→ Exercise task:
Wherever "Basic" appears in a line, list that line.

(Stored data)
*-*-*
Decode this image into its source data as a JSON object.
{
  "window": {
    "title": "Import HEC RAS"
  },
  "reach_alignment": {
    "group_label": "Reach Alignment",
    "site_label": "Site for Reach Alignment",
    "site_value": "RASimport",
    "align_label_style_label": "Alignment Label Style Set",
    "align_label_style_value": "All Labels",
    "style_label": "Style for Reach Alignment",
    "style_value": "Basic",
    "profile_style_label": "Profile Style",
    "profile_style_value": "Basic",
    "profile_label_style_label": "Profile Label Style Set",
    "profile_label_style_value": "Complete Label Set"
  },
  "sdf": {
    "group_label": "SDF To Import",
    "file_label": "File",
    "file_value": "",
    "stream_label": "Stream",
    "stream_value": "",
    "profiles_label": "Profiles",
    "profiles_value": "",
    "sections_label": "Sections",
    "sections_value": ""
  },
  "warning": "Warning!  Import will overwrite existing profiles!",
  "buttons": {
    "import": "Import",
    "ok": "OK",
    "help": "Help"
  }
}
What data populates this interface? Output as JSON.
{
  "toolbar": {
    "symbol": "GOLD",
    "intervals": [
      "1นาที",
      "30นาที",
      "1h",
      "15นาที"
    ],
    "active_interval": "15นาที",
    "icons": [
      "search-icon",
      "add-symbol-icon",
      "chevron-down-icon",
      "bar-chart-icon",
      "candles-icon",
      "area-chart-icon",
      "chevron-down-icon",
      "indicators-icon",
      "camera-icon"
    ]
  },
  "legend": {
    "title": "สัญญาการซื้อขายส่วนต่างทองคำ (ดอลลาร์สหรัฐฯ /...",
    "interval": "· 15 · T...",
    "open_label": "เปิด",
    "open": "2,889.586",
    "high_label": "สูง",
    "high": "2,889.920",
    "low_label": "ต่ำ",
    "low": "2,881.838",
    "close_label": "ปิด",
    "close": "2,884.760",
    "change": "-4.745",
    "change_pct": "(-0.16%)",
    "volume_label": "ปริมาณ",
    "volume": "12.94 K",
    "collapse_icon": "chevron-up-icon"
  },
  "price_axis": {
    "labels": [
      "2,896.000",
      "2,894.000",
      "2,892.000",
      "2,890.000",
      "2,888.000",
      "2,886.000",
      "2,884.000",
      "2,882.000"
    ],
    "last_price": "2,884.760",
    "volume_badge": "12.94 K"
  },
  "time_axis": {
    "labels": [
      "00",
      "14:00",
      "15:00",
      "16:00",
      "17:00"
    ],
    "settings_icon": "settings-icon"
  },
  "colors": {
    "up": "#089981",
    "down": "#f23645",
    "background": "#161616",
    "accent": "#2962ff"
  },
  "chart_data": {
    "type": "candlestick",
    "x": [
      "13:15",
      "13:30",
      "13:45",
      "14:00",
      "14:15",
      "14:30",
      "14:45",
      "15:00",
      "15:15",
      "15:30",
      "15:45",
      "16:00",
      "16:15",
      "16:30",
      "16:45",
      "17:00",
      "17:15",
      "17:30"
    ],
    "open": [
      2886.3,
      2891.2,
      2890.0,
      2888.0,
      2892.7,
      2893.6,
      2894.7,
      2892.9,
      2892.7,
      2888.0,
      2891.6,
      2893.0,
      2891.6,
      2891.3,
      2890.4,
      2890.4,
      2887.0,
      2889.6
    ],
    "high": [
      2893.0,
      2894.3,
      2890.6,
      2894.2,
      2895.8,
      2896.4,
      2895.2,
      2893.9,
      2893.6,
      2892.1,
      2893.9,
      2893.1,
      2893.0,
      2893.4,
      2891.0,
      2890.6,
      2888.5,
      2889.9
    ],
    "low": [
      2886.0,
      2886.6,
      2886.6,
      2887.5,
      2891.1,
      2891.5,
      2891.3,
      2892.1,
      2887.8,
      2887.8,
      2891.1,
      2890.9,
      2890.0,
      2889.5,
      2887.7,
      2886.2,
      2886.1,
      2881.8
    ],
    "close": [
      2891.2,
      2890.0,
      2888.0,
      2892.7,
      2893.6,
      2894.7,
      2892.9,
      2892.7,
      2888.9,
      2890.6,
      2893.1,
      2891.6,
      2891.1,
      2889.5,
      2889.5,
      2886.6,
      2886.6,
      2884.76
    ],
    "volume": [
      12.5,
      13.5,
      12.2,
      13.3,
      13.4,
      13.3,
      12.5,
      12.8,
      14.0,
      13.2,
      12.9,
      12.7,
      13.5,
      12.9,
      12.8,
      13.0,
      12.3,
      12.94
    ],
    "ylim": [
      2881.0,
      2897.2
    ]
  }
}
*-*-*
→ Output for this exercise:
    "style_value": "Basic",
    "profile_style_value": "Basic",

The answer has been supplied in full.